** START Data extract **
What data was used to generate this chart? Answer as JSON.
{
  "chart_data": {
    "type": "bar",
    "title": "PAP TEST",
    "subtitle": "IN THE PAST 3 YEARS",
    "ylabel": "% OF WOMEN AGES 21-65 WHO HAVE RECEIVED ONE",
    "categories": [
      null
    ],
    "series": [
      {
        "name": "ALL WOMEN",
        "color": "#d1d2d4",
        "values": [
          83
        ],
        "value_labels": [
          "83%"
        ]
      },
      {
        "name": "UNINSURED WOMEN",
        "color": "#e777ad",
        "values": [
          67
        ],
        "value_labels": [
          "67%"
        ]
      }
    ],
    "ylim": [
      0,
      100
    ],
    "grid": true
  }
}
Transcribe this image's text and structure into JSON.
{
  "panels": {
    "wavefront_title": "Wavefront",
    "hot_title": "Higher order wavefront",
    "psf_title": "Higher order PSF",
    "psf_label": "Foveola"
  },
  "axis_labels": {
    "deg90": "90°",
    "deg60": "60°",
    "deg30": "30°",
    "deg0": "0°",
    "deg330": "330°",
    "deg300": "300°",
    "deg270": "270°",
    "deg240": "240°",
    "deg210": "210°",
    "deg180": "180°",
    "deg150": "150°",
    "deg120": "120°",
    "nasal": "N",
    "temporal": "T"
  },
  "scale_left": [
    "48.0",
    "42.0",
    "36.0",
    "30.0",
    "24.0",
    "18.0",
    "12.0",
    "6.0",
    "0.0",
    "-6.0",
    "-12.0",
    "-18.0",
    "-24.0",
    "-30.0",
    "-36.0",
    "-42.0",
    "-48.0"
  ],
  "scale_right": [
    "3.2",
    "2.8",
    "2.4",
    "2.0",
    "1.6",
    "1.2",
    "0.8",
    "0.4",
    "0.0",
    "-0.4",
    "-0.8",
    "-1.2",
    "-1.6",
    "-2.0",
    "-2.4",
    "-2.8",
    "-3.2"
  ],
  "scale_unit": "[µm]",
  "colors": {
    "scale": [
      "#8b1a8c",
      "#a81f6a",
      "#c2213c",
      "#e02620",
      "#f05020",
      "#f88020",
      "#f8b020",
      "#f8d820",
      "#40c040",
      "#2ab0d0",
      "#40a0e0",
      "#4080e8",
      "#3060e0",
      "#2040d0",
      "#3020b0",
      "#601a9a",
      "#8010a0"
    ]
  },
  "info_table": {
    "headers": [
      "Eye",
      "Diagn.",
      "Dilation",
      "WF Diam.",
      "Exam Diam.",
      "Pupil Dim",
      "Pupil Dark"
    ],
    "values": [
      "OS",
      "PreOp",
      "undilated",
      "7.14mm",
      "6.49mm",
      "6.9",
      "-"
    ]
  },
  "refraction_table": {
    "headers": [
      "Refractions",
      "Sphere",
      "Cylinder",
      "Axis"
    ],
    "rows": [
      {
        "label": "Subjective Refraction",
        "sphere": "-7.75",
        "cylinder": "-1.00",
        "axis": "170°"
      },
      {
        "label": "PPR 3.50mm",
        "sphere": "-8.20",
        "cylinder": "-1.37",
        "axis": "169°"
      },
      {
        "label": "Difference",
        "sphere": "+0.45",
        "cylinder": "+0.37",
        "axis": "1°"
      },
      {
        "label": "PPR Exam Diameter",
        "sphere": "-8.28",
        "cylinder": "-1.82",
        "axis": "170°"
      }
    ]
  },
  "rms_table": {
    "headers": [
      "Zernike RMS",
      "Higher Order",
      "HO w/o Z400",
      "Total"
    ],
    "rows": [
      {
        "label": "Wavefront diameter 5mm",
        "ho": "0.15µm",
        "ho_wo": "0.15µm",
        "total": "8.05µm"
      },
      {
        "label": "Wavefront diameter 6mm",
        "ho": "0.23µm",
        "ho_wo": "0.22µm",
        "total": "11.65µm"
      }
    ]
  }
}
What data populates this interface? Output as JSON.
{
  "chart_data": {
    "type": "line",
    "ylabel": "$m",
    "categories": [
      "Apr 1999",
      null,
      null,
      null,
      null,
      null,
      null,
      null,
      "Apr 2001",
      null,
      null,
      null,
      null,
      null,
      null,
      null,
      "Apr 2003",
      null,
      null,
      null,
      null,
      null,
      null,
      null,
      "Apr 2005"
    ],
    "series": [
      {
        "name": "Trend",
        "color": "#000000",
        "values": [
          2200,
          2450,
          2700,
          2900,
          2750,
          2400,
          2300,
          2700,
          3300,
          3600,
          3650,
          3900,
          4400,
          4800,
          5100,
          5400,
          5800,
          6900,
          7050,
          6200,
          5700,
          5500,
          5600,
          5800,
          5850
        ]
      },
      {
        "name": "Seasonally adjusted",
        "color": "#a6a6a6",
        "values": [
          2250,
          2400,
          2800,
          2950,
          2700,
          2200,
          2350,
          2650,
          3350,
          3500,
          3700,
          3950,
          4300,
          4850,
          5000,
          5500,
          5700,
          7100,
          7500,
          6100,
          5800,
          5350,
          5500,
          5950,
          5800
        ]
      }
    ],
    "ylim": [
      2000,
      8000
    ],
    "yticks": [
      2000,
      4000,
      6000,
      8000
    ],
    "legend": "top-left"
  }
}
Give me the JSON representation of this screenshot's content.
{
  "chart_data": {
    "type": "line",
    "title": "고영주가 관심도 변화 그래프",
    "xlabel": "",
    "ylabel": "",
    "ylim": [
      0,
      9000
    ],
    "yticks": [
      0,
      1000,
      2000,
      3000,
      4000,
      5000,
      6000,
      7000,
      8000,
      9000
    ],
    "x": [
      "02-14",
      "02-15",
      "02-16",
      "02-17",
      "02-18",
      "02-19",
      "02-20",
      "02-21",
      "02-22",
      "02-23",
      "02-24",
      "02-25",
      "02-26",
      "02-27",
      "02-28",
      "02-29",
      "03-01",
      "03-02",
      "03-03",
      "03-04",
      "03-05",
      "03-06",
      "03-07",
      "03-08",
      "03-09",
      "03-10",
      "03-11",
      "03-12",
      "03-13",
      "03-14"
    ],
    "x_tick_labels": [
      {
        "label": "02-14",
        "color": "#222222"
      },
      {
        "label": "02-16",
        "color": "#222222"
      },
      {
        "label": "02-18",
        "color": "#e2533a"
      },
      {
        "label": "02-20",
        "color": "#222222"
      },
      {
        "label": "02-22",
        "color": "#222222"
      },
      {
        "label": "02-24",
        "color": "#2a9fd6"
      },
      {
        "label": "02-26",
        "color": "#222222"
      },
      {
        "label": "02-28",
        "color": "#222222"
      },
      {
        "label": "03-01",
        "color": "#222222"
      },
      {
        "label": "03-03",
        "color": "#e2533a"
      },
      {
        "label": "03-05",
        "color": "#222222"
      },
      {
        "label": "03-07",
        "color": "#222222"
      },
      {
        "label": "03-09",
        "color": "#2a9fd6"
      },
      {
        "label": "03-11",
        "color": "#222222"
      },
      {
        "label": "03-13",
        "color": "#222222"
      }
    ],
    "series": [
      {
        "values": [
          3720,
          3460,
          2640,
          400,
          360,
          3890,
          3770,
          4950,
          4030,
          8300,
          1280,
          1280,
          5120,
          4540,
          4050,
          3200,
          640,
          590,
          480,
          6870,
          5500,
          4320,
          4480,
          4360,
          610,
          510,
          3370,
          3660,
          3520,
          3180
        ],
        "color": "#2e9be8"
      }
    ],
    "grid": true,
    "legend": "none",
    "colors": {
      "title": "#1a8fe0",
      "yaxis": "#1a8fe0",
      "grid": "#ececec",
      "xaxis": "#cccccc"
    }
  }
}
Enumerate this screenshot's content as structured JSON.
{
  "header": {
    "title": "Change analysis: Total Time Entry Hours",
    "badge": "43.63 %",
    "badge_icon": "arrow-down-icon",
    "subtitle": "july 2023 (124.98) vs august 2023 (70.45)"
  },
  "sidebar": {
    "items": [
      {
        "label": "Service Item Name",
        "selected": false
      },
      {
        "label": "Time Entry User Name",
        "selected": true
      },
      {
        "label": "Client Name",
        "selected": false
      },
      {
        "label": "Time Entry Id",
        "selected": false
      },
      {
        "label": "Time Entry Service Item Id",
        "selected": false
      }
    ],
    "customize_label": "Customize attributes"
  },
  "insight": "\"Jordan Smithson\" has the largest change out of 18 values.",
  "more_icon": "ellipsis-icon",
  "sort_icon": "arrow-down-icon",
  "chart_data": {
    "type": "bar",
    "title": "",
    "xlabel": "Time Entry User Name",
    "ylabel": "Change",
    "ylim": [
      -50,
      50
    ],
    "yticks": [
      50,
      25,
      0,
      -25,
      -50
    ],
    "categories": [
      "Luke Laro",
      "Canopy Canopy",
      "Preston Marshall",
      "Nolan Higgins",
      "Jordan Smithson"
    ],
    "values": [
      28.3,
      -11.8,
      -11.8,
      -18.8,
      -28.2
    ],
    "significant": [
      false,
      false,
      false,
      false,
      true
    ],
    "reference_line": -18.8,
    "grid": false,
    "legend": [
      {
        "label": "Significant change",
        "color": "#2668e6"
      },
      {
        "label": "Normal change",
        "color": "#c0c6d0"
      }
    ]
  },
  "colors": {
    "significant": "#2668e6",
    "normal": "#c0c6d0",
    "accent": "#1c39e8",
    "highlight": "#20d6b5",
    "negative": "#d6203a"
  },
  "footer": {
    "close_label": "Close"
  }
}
** END Data extract **
*Brief*.
Reproduce every line of the listing above in which the string "Jordan" appears.

*Response to this task*.
  "insight": "\"Jordan Smithson\" has the largest change out of 18 values.",
      "Jordan Smithson"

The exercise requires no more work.